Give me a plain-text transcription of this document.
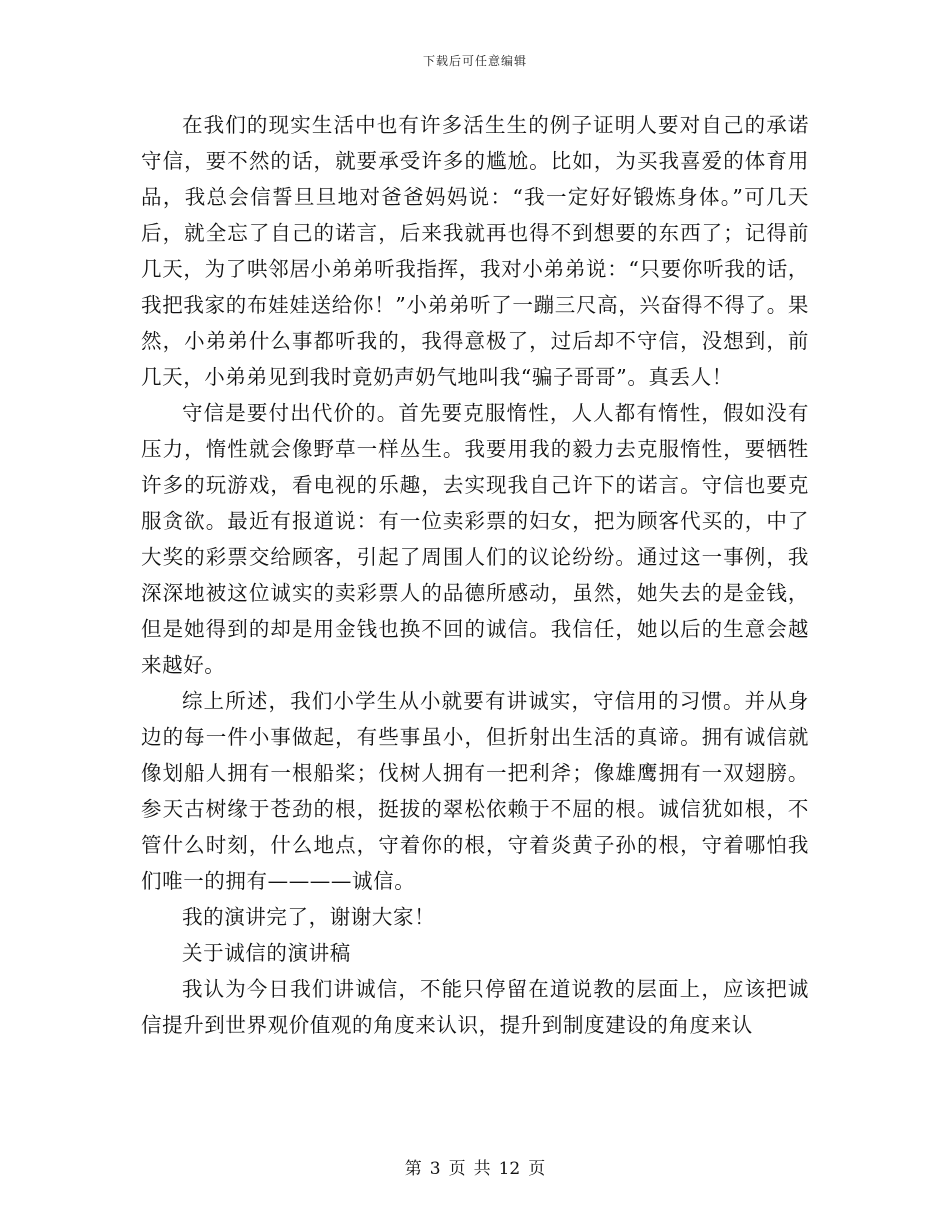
下载后可任意编辑

在我们的现实生活中也有许多活生生的例子证明人要对自己的承诺守信，要不然的话，就要承受许多的尴尬。比如，为买我喜爱的体育用品，我总会信誓旦旦地对爸爸妈妈说：“我一定好好锻炼身体。”可几天后，就全忘了自己的诺言，后来我就再也得不到想要的东西了；记得前几天，为了哄邻居小弟弟听我指挥，我对小弟弟说：“只要你听我的话，我把我家的布娃娃送给你！”小弟弟听了一蹦三尺高，兴奋得不得了。果然，小弟弟什么事都听我的，我得意极了，过后却不守信，没想到，前几天，小弟弟见到我时竟奶声奶气地叫我“骗子哥哥”。真丢人！

守信是要付出代价的。首先要克服惰性，人人都有惰性，假如没有压力，惰性就会像野草一样丛生。我要用我的毅力去克服惰性，要牺牲许多的玩游戏，看电视的乐趣，去实现我自己许下的诺言。守信也要克服贪欲。最近有报道说：有一位卖彩票的妇女，把为顾客代买的，中了大奖的彩票交给顾客，引起了周围人们的议论纷纷。通过这一事例，我深深地被这位诚实的卖彩票人的品德所感动，虽然，她失去的是金钱，但是她得到的却是用金钱也换不回的诚信。我信任，她以后的生意会越来越好。

综上所述，我们小学生从小就要有讲诚实，守信用的习惯。并从身边的每一件小事做起，有些事虽小，但折射出生活的真谛。拥有诚信就像划船人拥有一根船桨；伐树人拥有一把利斧；像雄鹰拥有一双翅膀。参天古树缘于苍劲的根，挺拔的翠松依赖于不屈的根。诚信犹如根，不管什么时刻，什么地点，守着你的根，守着炎黄子孙的根，守着哪怕我们唯一的拥有————诚信。

我的演讲完了，谢谢大家！

关于诚信的演讲稿

我认为今日我们讲诚信，不能只停留在道说教的层面上，应该把诚信提升到世界观价值观的角度来认识，提升到制度建设的角度来认

第 3 页 共 12 页
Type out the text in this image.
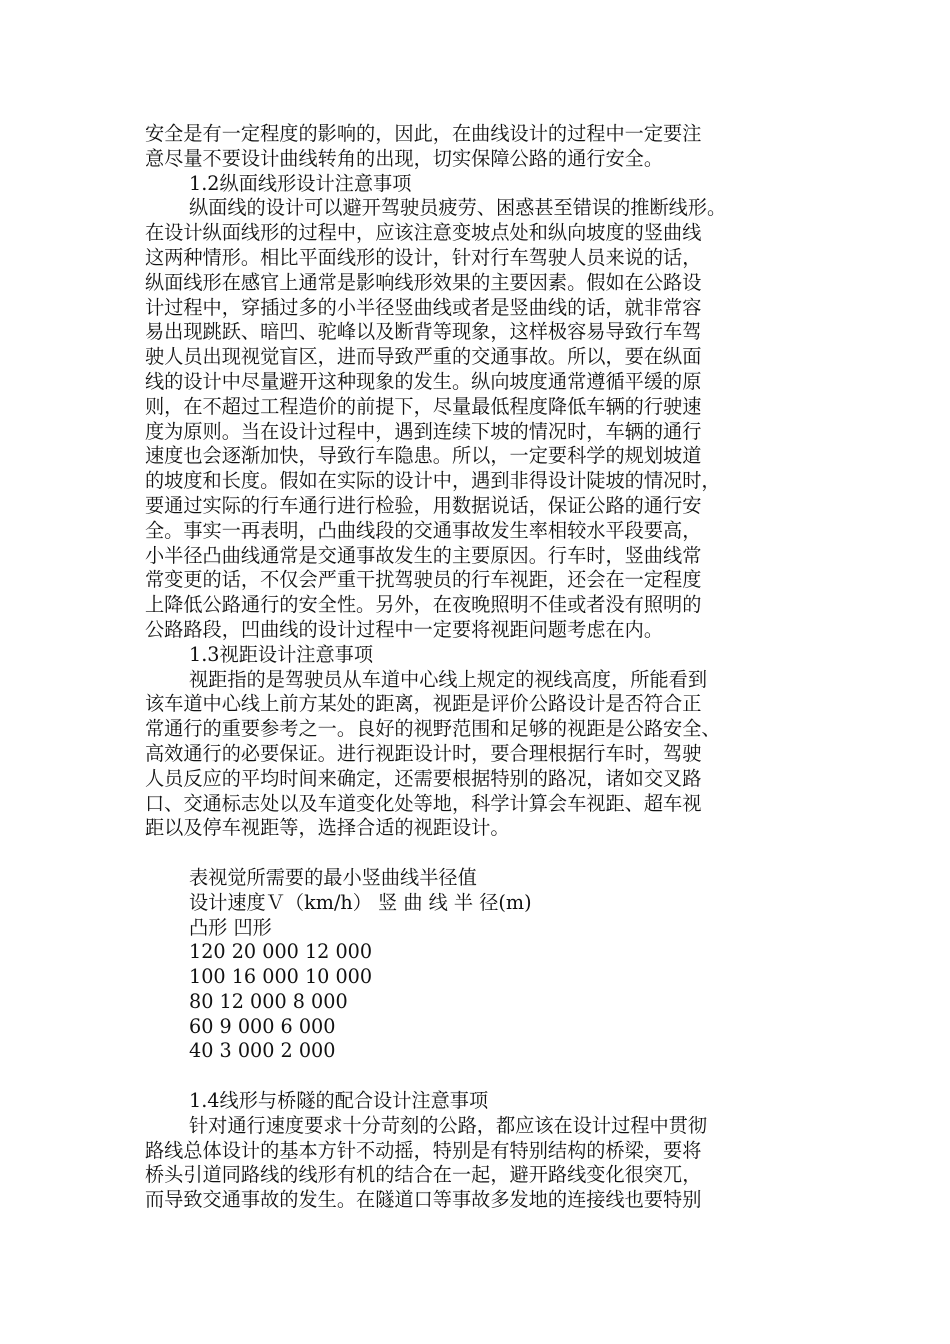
安全是有一定程度的影响的，因此，在曲线设计的过程中一定要注
意尽量不要设计曲线转角的出现，切实保障公路的通行安全。
1.2纵面线形设计注意事项
纵面线的设计可以避开驾驶员疲劳、困惑甚至错误的推断线形。
在设计纵面线形的过程中，应该注意变坡点处和纵向坡度的竖曲线
这两种情形。相比平面线形的设计，针对行车驾驶人员来说的话，
纵面线形在感官上通常是影响线形效果的主要因素。假如在公路设
计过程中，穿插过多的小半径竖曲线或者是竖曲线的话，就非常容
易出现跳跃、暗凹、驼峰以及断背等现象，这样极容易导致行车驾
驶人员出现视觉盲区，进而导致严重的交通事故。所以，要在纵面
线的设计中尽量避开这种现象的发生。纵向坡度通常遵循平缓的原
则，在不超过工程造价的前提下，尽量最低程度降低车辆的行驶速
度为原则。当在设计过程中，遇到连续下坡的情况时，车辆的通行
速度也会逐渐加快，导致行车隐患。所以，一定要科学的规划坡道
的坡度和长度。假如在实际的设计中，遇到非得设计陡坡的情况时，
要通过实际的行车通行进行检验，用数据说话，保证公路的通行安
全。事实一再表明，凸曲线段的交通事故发生率相较水平段要高，
小半径凸曲线通常是交通事故发生的主要原因。行车时，竖曲线常
常变更的话，不仅会严重干扰驾驶员的行车视距，还会在一定程度
上降低公路通行的安全性。另外，在夜晚照明不佳或者没有照明的
公路路段，凹曲线的设计过程中一定要将视距问题考虑在内。
1.3视距设计注意事项
视距指的是驾驶员从车道中心线上规定的视线高度，所能看到
该车道中心线上前方某处的距离，视距是评价公路设计是否符合正
常通行的重要参考之一。良好的视野范围和足够的视距是公路安全、
高效通行的必要保证。进行视距设计时，要合理根据行车时，驾驶
人员反应的平均时间来确定，还需要根据特别的路况，诸如交叉路
口、交通标志处以及车道变化处等地，科学计算会车视距、超车视
距以及停车视距等，选择合适的视距设计。
表视觉所需要的最小竖曲线半径值
设计速度Ｖ（km/h） 竖 曲 线 半 径(m)
凸形 凹形
120 20 000 12 000
100 16 000 10 000
80 12 000 8 000
60 9 000 6 000
40 3 000 2 000
1.4线形与桥隧的配合设计注意事项
针对通行速度要求十分苛刻的公路，都应该在设计过程中贯彻
路线总体设计的基本方针不动摇，特别是有特别结构的桥梁，要将
桥头引道同路线的线形有机的结合在一起，避开路线变化很突兀，
而导致交通事故的发生。在隧道口等事故多发地的连接线也要特别
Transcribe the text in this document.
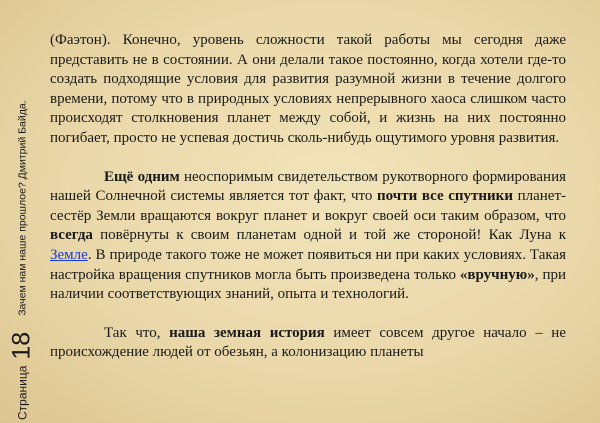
Страница
18
Зачем нам наше прошлое? Дмитрий Байда.

(Фаэтон). Конечно, уровень сложности такой работы мы сегодня даже представить не в состоянии. А они делали такое постоянно, когда хотели где-то создать подходящие условия для развития разумной жизни в течение долгого времени, потому что в природных условиях непрерывного хаоса слишком часто происходят столкновения планет между собой, и жизнь на них постоянно погибает, просто не успевая достичь сколь-нибудь ощутимого уровня развития.

Ещё одним неоспоримым свидетельством рукотворного формирования нашей Солнечной системы является тот факт, что почти все спутники планет-сестёр Земли вращаются вокруг планет и вокруг своей оси таким образом, что всегда повёрнуты к своим планетам одной и той же стороной! Как Луна к Земле. В природе такого тоже не может появиться ни при каких условиях. Такая настройка вращения спутников могла быть произведена только «вручную», при наличии соответствующих знаний, опыта и технологий.

Так что, наша земная история имеет совсем другое начало – не происхождение людей от обезьян, а колонизацию планеты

════

• _Set exercise_: Extract lines where the string "text" occurs.

• _Written reply_:
Give me a plain-text transcription of this document.
Type out the text in this image.
Transcribe the text in this document.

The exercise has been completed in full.